Texte présenté —
◆ ◆ ◆ ◆ ◆ ◆ ◆

Je l’ai dit, écrit et répété maintes fois à qui veut bien m’entendre – c’est-à-dire personne, viarge, étant entourée de narcissiques et d’abrutis, mais surtout parce que je suis une nobody -, mais aujourd’hui, à l'ère de cette interminable autopromotion et de cette glorification du moi instantanée, plus personne ne veut être ordinaire (Être ordinaire). Et Déesse sait qu’on aime le monde « extraordinaire » et les maudites vedettes dans ce quasi-pays, comme partout ailleurs d’ailleurs. C’est le nouveau mal du siècle.
Or l’avantage d’être une nobody, une pure inconnue, vierge en Facebook, en réseaux sociaux, loin des trolls et encore connectée à la réalité, chers amis ? Vous rencontrez toujours des gens, dans la vraie vie, qui eux parlent, se confient à vous, s’ouvrent comme des fleurs, vous révélant ainsi le fond de leur pensée tout comme leur vie dans ces moindres détails.
Benoit, par exemple, travaille dans un café à Montréal. La première fois que je l’ai rencontré, il m’a tout déballé, raconté sa vie de « jet-set » en un rien de temps : son homosexualité assumée et particulièrement flamboyante, sa dépendance au sexe, ses sorties endiablées dans le Village, ses « chaudes » soirées dans des saunas avec - attention oreilles sensibles - « des battes partout », ces nombreux hommes avec qui il baise, grâce à des applications de « rencontres » de ce genre, des dangers qu’il coure parfois (comme la fois où il a dû appeler la police chez lui), ainsi que ses voyages en Asie, cet homme « plus âgé » qui « l’entretient », ses études à temps très, très partiel, tout cela accompagné de photos sur son iPhone évidemment, de son compte Instagram, en plus de démonstrations live des « apps » en question, histoire de déniaiser « matante »… « Quoi ?! T’es pas sur Facebook ?... What the fuck ?! » Scandale. Pauvre madame, elle n’existe même pas dans ce monde parallèle…
Ça, c’était les vingt premières minutes de notre entretien… Il venait de terminer son quart de travail, et moi j’étais là par hasard, l’écoutais sans broncher, tout en sirotant mon allongé. « J’espère que ça ne te choque pas trop ce que je te dis là, "matante" ? », m’avait-il demandé au cours de cette logorrhée. « T’inquiète Benito, que je lui avais répondu, j’en ai entendu d’autres, tu sais. J’ai écouté plein de monde dans ma vie, connais plein de secrets sur plein de gens dans cette ville... »
La dernière fois que j’ai croisé Benoit, la place était bondée. Et comme il se désolait de ne pouvoir « m’offrir » les dernières péripéties de sa vie fort excitante, il a donc signé mon reçu de caisse en guise de « compensation ». Si, si, son autographe… « Garde-ça précieusement, ma belle, m’a-t-il envoyé, fier comme un roi. Ma signature va valoir beaucoup d’argent dans pas longtemps. » Tsé ? La vie des gens riches et célèbres...

◆ ◆ ◆ ◆ ◆ ◆ ◆

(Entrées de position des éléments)
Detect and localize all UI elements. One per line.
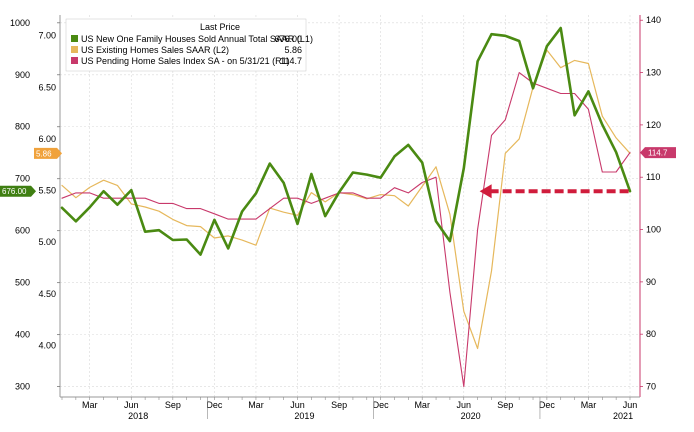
legend-box (65, 18, 307, 72)
series-line-l1 (60, 26, 632, 256)
month-label: Dec (206, 400, 223, 410)
month-label: Sep (165, 400, 181, 410)
tick-label-l1: 500 (15, 278, 30, 288)
tick-label-l1: 800 (15, 122, 30, 132)
month-label: Dec (373, 400, 390, 410)
tag-l2-text: 5.86 (36, 149, 52, 158)
month-label: Mar (414, 400, 430, 410)
tick-label-r1: 100 (646, 225, 661, 235)
tick-label-l1: 600 (15, 226, 30, 236)
month-label: Jun (124, 400, 139, 410)
month-label: Sep (331, 400, 347, 410)
legend-swatch-r1 (71, 57, 78, 64)
tag-l1-badge (0, 185, 36, 197)
tick-label-r1: 140 (646, 15, 661, 25)
tick-label-l2: 4.50 (38, 289, 56, 299)
tag-l1: 676.00 (0, 185, 36, 197)
legend-header: Last Price (200, 22, 240, 32)
legend-swatch-l1 (71, 35, 78, 42)
series-layer (60, 26, 632, 388)
tick-label-r1: 90 (646, 277, 656, 287)
annotation-arrowhead (479, 184, 492, 199)
month-label: Jun (623, 400, 638, 410)
month-label: Dec (539, 400, 556, 410)
tick-label-r1: 80 (646, 329, 656, 339)
legend-value-r1: 114.7 (280, 56, 302, 66)
month-label: Jun (456, 400, 471, 410)
tick-label-r1: 70 (646, 382, 656, 392)
tag-r1-text: 114.7 (648, 149, 668, 158)
tag-l2-badge (34, 147, 62, 159)
year-label: 2020 (461, 411, 481, 421)
tick-label-l2: 6.50 (38, 82, 56, 92)
legend: Last Price US New One Family Houses Sold… (65, 18, 313, 72)
month-label: Mar (82, 400, 98, 410)
legend-value-l1: 676.00 (274, 34, 302, 44)
tick-label-l1: 700 (15, 174, 30, 184)
tick-label-l1: 300 (15, 382, 30, 392)
year-label: 2019 (294, 411, 314, 421)
tick-label-r1: 120 (646, 120, 661, 130)
tag-l2: 5.86 (34, 147, 62, 159)
tag-r1-badge (640, 147, 676, 159)
tick-label-l2: 7.00 (38, 31, 56, 41)
legend-value-l2: 5.86 (284, 45, 302, 55)
year-label: 2021 (613, 411, 633, 421)
month-label: Mar (248, 400, 264, 410)
axis-r1: 70 80 90 100 110 120 130 140 (640, 15, 661, 392)
legend-label-l2: US Existing Homes Sales SAAR (L2) (81, 45, 229, 55)
tick-label-l2: 5.50 (38, 186, 56, 196)
month-label: Mar (581, 400, 597, 410)
axis-l2: 4.00 4.50 5.00 5.50 6.00 6.50 7.00 (38, 31, 56, 351)
tick-label-l1: 1000 (10, 18, 30, 28)
tick-label-r1: 130 (646, 68, 661, 78)
plot-area (60, 15, 640, 397)
legend-label-l1: US New One Family Houses Sold Annual Tot… (81, 34, 313, 44)
tick-label-l1: 400 (15, 330, 30, 340)
tick-label-r1: 110 (646, 172, 660, 182)
annotation-arrow (479, 184, 630, 199)
legend-swatch-l2 (71, 46, 78, 53)
legend-label-r1: US Pending Home Sales Index SA - on 5/31… (81, 56, 290, 66)
month-label: Sep (497, 400, 513, 410)
tag-l1-text: 676.00 (2, 187, 27, 196)
tick-label-l2: 6.00 (38, 134, 56, 144)
axis-l1: 300 400 500 600 700 800 900 1000 (10, 18, 60, 392)
x-axis: Mar Jun Sep Dec Mar Jun Sep Dec Mar Jun Sep Dec Mar J… (61, 397, 638, 421)
tick-label-l2: 5.00 (38, 237, 56, 247)
tick-label-l1: 900 (15, 70, 30, 80)
tick-label-l2: 4.00 (38, 340, 56, 350)
year-label: 2018 (128, 411, 148, 421)
month-label: Jun (290, 400, 305, 410)
tag-r1: 114.7 (640, 147, 676, 159)
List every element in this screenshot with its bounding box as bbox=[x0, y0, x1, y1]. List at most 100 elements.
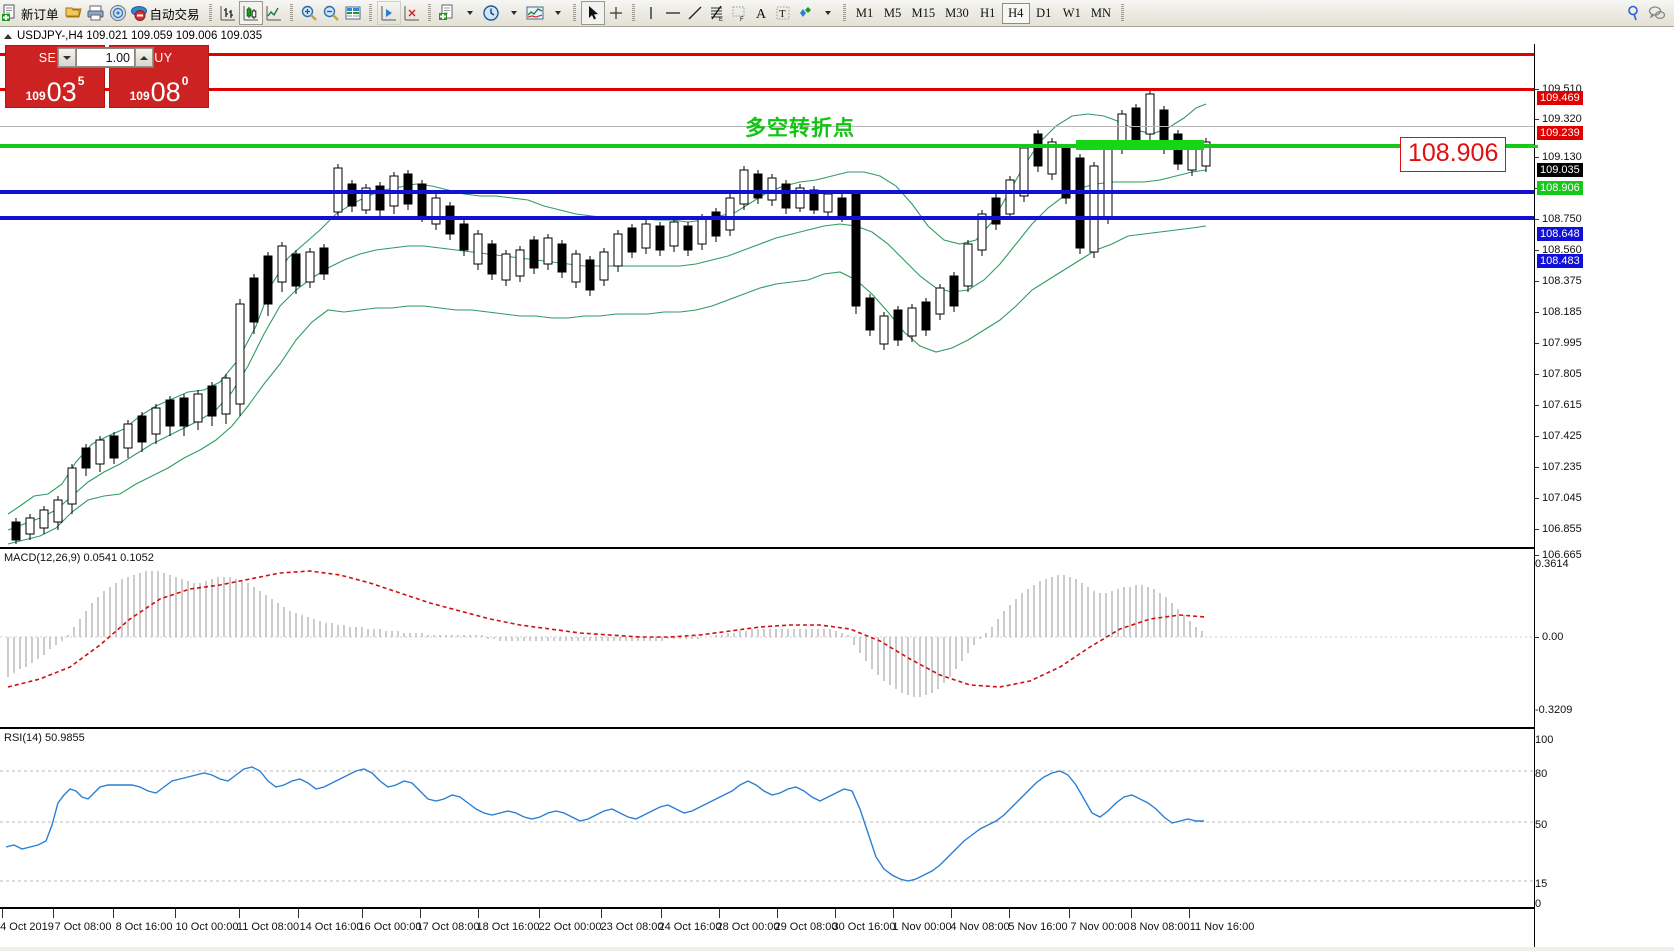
candle bbox=[235, 299, 245, 416]
support-line-1[interactable] bbox=[0, 190, 1534, 194]
templates-dropdown[interactable] bbox=[458, 1, 480, 25]
timeframe-h1[interactable]: H1 bbox=[980, 5, 996, 20]
toolbar-separator bbox=[1119, 3, 1126, 23]
support-2-price[interactable]: 108.483 bbox=[1537, 254, 1583, 268]
rsi-pane[interactable]: RSI(14) 50.9855 bbox=[0, 728, 1534, 908]
resistance-2-price[interactable]: 109.239 bbox=[1537, 126, 1583, 140]
bar-chart-button[interactable] bbox=[217, 1, 239, 25]
toolbar-separator bbox=[207, 3, 214, 23]
text-button[interactable]: T bbox=[772, 1, 794, 25]
timeframe-w1[interactable]: W1 bbox=[1062, 5, 1081, 20]
candle bbox=[1061, 144, 1071, 204]
resistance-line-1[interactable] bbox=[0, 53, 1534, 56]
cursor-button[interactable] bbox=[580, 1, 605, 25]
timeframe-mn[interactable]: MN bbox=[1090, 5, 1111, 20]
trendline-button[interactable] bbox=[684, 1, 706, 25]
search-button[interactable] bbox=[1624, 1, 1646, 25]
indicators-button[interactable] bbox=[524, 1, 546, 25]
zoom-out-button[interactable] bbox=[320, 1, 342, 25]
data-window-button[interactable] bbox=[342, 1, 364, 25]
pivot-zone-highlight[interactable] bbox=[1076, 140, 1204, 150]
candle bbox=[1075, 154, 1085, 254]
buy-button[interactable]: BUY 109 08 0 bbox=[109, 45, 209, 108]
macd-tick: 0.3614 bbox=[1535, 558, 1569, 570]
pivot-line[interactable] bbox=[0, 144, 1534, 148]
candle bbox=[151, 404, 161, 444]
toolbar-separator bbox=[288, 3, 295, 23]
crosshair-button[interactable] bbox=[605, 1, 627, 25]
chat-button[interactable] bbox=[1646, 1, 1668, 25]
period-button[interactable] bbox=[480, 1, 502, 25]
toolbar-separator bbox=[367, 3, 374, 23]
macd-pane[interactable]: MACD(12,26,9) 0.0541 0.1052 bbox=[0, 548, 1534, 728]
price-callout[interactable]: 108.906 bbox=[1400, 137, 1507, 172]
support-1-price[interactable]: 108.648 bbox=[1537, 227, 1583, 241]
current-price[interactable]: 109.035 bbox=[1537, 163, 1583, 177]
signals-icon bbox=[109, 5, 126, 21]
candle bbox=[179, 394, 189, 436]
autotrading-button[interactable]: 自动交易 bbox=[129, 1, 204, 25]
indicators-dropdown[interactable] bbox=[546, 1, 568, 25]
support-line-2[interactable] bbox=[0, 216, 1534, 220]
candle bbox=[613, 230, 623, 272]
signals-button[interactable] bbox=[107, 1, 129, 25]
candle bbox=[907, 304, 917, 342]
horizontal-line-button[interactable] bbox=[662, 1, 684, 25]
macd-tick: 0.00 bbox=[1535, 631, 1563, 643]
print-button[interactable] bbox=[85, 1, 107, 25]
reversal-annotation[interactable]: 多空转折点 bbox=[745, 117, 855, 140]
period-dropdown[interactable] bbox=[502, 1, 524, 25]
volume-decrease-button[interactable] bbox=[58, 48, 76, 67]
timeframe-h4[interactable]: H4 bbox=[1001, 2, 1030, 24]
candle bbox=[585, 256, 595, 296]
collapse-icon[interactable] bbox=[4, 33, 12, 39]
one-click-trading-panel[interactable]: SELL 109 03 5 BUY 109 08 0 bbox=[5, 45, 210, 108]
current-price-line bbox=[0, 126, 1534, 127]
timeframe-m30[interactable]: M30 bbox=[945, 5, 969, 20]
macd-tick: -0.3209 bbox=[1535, 704, 1573, 716]
shapes-dropdown[interactable] bbox=[816, 1, 838, 25]
trendline-icon bbox=[688, 6, 701, 20]
candlestick-chart-button[interactable] bbox=[238, 1, 263, 25]
folder-button[interactable] bbox=[63, 1, 85, 25]
vertical-line-button[interactable] bbox=[640, 1, 662, 25]
timeframe-m1[interactable]: M1 bbox=[855, 5, 874, 20]
channel-button[interactable]: F bbox=[728, 1, 750, 25]
price-tick: 106.855 bbox=[1535, 523, 1582, 535]
candle bbox=[249, 274, 259, 334]
price-axis[interactable]: 109.510 109.320 109.130 108.940 108.750 … bbox=[1534, 44, 1674, 951]
auto-scroll-icon bbox=[404, 6, 419, 21]
new-order-button[interactable]: 新订单 bbox=[0, 1, 63, 25]
candle bbox=[39, 506, 49, 534]
fibonacci-icon: E bbox=[710, 5, 723, 22]
resistance-1-price[interactable]: 109.469 bbox=[1537, 91, 1583, 105]
line-chart-button[interactable] bbox=[263, 1, 285, 25]
time-axis[interactable]: 4 Oct 2019 7 Oct 08:00 8 Oct 16:00 10 Oc… bbox=[0, 908, 1534, 951]
chart-shift-button[interactable] bbox=[376, 1, 401, 25]
candle bbox=[725, 194, 735, 236]
volume-stepper[interactable]: 1.00 bbox=[57, 47, 154, 68]
time-label: 18 Oct 16:00 bbox=[476, 921, 540, 933]
timeframe-m15[interactable]: M15 bbox=[911, 5, 936, 20]
resistance-line-2[interactable] bbox=[0, 88, 1534, 91]
shapes-button[interactable] bbox=[794, 1, 816, 25]
zoom-in-icon bbox=[301, 5, 317, 21]
time-label: 14 Oct 16:00 bbox=[299, 921, 363, 933]
volume-input[interactable]: 1.00 bbox=[76, 48, 135, 67]
candle bbox=[193, 390, 203, 430]
templates-button[interactable] bbox=[436, 1, 458, 25]
price-pane[interactable]: 多空转折点 bbox=[0, 44, 1534, 548]
volume-increase-button[interactable] bbox=[135, 48, 153, 67]
text-label-button[interactable]: A bbox=[750, 1, 772, 25]
price-tick: 108.375 bbox=[1535, 275, 1582, 287]
rsi-tick: 80 bbox=[1535, 768, 1548, 780]
timeframe-d1[interactable]: D1 bbox=[1036, 5, 1052, 20]
candle bbox=[109, 432, 119, 464]
macd-chart-svg bbox=[0, 570, 1534, 697]
shapes-icon bbox=[799, 7, 811, 17]
auto-scroll-button[interactable] bbox=[401, 1, 423, 25]
fibonacci-button[interactable]: E bbox=[706, 1, 728, 25]
pivot-price[interactable]: 108.906 bbox=[1537, 181, 1583, 195]
timeframe-m5[interactable]: M5 bbox=[883, 5, 902, 20]
zoom-in-button[interactable] bbox=[298, 1, 320, 25]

◆ ◆ ◆ ◆ ◆ ◆ ◆

Consignes —
1. D'après le texte, où Benoit travaille-t-il ?
2. Recopiez la partie du texte qui s'ouvre sur les mots « Je l’ai dit, écrit » et se clôt sur « ces moindres détails. ».
La liste provient d'une autre source.

Réponses —
1. Dans un café à Montréal.

2.
Je l’ai dit, écrit et répété maintes fois à qui veut bien m’entendre – c’est-à-dire personne, viarge, étant entourée de narcissiques et d’abrutis, mais surtout parce que je suis une nobody -, mais aujourd’hui, à l'ère de cette interminable autopromotion et de cette glorification du moi instantanée, plus personne ne veut être ordinaire (Être ordinaire). Et Déesse sait qu’on aime le monde « extraordinaire » et les maudites vedettes dans ce quasi-pays, comme partout ailleurs d’ailleurs. C’est le nouveau mal du siècle.
Or l’avantage d’être une nobody, une pure inconnue, vierge en Facebook, en réseaux sociaux, loin des trolls et encore connectée à la réalité, chers amis ? Vous rencontrez toujours des gens, dans la vraie vie, qui eux parlent, se confient à vous, s’ouvrent comme des fleurs, vous révélant ainsi le fond de leur pensée tout comme leur vie dans ces moindres détails.